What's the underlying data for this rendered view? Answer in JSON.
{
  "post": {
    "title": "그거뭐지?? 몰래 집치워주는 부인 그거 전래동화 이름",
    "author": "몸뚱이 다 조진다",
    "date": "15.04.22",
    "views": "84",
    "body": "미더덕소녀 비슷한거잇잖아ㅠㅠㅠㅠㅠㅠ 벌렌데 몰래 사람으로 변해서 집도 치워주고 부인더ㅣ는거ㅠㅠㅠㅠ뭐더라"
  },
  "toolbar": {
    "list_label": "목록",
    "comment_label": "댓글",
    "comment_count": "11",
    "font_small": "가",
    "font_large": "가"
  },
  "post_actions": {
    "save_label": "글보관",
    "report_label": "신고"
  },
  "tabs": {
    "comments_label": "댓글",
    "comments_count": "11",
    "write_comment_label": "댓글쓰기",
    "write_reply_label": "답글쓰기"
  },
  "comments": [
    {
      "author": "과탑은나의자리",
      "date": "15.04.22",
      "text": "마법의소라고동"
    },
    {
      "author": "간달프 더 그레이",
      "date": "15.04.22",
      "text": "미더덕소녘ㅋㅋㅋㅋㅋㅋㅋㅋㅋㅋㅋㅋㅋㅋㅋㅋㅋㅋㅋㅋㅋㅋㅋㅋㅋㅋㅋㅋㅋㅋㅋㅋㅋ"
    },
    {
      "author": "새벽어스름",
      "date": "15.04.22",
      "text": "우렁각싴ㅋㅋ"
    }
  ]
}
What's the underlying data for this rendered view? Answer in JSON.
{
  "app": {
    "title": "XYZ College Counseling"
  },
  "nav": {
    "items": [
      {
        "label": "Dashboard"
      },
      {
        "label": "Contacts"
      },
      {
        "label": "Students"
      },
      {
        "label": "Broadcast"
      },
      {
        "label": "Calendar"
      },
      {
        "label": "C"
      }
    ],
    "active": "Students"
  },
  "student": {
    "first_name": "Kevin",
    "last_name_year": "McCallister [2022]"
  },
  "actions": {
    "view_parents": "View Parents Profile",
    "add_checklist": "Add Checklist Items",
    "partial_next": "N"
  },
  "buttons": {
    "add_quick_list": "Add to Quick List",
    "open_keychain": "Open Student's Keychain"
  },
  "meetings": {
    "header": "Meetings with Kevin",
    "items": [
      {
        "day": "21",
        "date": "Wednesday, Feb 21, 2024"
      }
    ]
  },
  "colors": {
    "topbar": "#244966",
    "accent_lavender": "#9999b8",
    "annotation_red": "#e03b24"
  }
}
☆ ☆ ☆
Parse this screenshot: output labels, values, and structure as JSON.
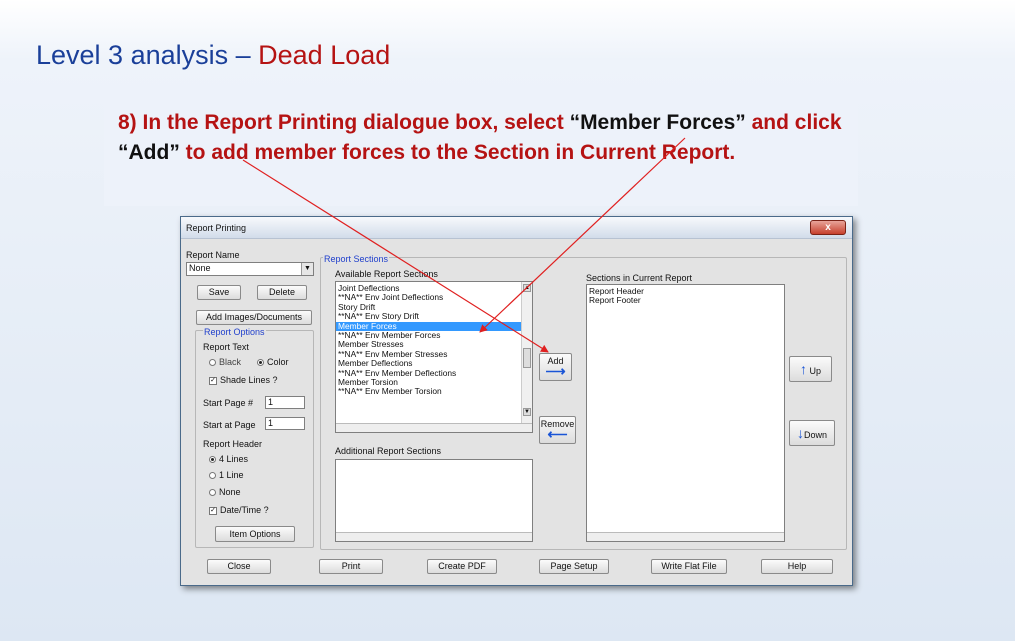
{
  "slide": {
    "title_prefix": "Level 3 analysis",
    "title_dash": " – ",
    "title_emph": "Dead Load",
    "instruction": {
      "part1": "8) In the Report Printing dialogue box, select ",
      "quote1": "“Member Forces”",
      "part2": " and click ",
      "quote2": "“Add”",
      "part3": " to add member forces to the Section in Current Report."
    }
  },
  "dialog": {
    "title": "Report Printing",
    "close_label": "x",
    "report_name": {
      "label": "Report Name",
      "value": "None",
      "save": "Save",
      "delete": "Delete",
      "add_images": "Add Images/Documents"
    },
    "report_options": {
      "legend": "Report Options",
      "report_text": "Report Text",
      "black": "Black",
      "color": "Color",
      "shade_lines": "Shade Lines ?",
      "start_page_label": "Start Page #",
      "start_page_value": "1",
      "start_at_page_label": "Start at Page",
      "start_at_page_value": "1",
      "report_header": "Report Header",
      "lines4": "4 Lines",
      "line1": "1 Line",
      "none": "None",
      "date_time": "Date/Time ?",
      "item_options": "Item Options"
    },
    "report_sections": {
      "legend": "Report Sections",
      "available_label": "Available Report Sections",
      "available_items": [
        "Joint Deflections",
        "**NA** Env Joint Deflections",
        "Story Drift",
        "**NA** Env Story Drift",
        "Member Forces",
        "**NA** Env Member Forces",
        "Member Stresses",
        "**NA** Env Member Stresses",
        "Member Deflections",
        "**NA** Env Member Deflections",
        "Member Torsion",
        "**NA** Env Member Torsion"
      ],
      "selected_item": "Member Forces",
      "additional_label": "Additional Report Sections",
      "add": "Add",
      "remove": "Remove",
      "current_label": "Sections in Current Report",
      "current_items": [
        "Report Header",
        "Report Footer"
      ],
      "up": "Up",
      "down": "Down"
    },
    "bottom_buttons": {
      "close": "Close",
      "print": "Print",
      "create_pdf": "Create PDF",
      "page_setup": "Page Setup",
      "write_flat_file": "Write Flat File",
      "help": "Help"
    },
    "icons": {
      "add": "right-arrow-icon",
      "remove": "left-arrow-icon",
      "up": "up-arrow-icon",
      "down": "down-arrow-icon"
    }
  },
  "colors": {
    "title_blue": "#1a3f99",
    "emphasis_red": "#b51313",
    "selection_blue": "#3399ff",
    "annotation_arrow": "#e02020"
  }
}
☆ ☆ ☆
**Task directions:**
State the number of lines holding the word "Torsion" in the listing. Add nothing else.

**The output:**
2